▶ _Goal of the exercise_:
Repeat each of the rows below word for word.

[start of Task material]

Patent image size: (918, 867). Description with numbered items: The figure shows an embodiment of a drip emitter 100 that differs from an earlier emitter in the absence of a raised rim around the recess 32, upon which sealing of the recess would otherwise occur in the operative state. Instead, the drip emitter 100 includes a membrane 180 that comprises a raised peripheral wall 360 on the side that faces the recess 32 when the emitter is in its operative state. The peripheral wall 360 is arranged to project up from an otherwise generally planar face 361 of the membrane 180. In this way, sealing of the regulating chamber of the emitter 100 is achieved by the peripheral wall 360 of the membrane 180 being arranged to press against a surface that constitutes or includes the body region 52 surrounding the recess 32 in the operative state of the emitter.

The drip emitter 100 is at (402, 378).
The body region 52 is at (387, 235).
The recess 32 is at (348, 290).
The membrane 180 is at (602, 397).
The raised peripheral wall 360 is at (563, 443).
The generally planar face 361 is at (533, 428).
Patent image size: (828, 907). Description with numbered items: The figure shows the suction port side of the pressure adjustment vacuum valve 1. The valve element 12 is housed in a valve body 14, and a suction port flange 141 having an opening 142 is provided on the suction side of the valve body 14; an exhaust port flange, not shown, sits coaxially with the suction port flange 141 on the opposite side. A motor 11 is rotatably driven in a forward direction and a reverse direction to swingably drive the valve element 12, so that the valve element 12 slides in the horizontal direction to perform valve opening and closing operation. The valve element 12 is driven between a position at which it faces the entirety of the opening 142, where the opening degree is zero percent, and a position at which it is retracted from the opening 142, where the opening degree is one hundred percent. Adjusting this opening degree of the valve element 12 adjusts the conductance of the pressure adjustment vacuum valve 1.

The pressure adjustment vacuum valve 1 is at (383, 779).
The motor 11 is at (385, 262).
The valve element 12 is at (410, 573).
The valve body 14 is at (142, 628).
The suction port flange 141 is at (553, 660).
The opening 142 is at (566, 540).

[end of Task material]

▶ _Task response_:
Patent image size: (918, 867). Description with numbered items: The figure shows an embodiment of a drip emitter 100 that differs from an earlier emitter in the absence of a raised rim around the recess 32, upon which sealing of the recess would otherwise occur in the operative state. Instead, the drip emitter 100 includes a membrane 180 that comprises a raised peripheral wall 360 on the side that faces the recess 32 when the emitter is in its operative state. The peripheral wall 360 is arranged to project up from an otherwise generally planar face 361 of the membrane 180. In this way, sealing of the regulating chamber of the emitter 100 is achieved by the peripheral wall 360 of the membrane 180 being arranged to press against a surface that constitutes or includes the body region 52 surrounding the recess 32 in the operative state of the emitter.

The drip emitter 100 is at (402, 378).
The body region 52 is at (387, 235).
The recess 32 is at (348, 290).
The membrane 180 is at (602, 397).
The raised peripheral wall 360 is at (563, 443).
The generally planar face 361 is at (533, 428).
Patent image size: (828, 907). Description with numbered items: The figure shows the suction port side of the pressure adjustment vacuum valve 1. The valve element 12 is housed in a valve body 14, and a suction port flange 141 having an opening 142 is provided on the suction side of the valve body 14; an exhaust port flange, not shown, sits coaxially with the suction port flange 141 on the opposite side. A motor 11 is rotatably driven in a forward direction and a reverse direction to swingably drive the valve element 12, so that the valve element 12 slides in the horizontal direction to perform valve opening and closing operation. The valve element 12 is driven between a position at which it faces the entirety of the opening 142, where the opening degree is zero percent, and a position at which it is retracted from the opening 142, where the opening degree is one hundred percent. Adjusting this opening degree of the valve element 12 adjusts the conductance of the pressure adjustment vacuum valve 1.

The pressure adjustment vacuum valve 1 is at (383, 779).
The motor 11 is at (385, 262).
The valve element 12 is at (410, 573).
The valve body 14 is at (142, 628).
The suction port flange 141 is at (553, 660).
The opening 142 is at (566, 540).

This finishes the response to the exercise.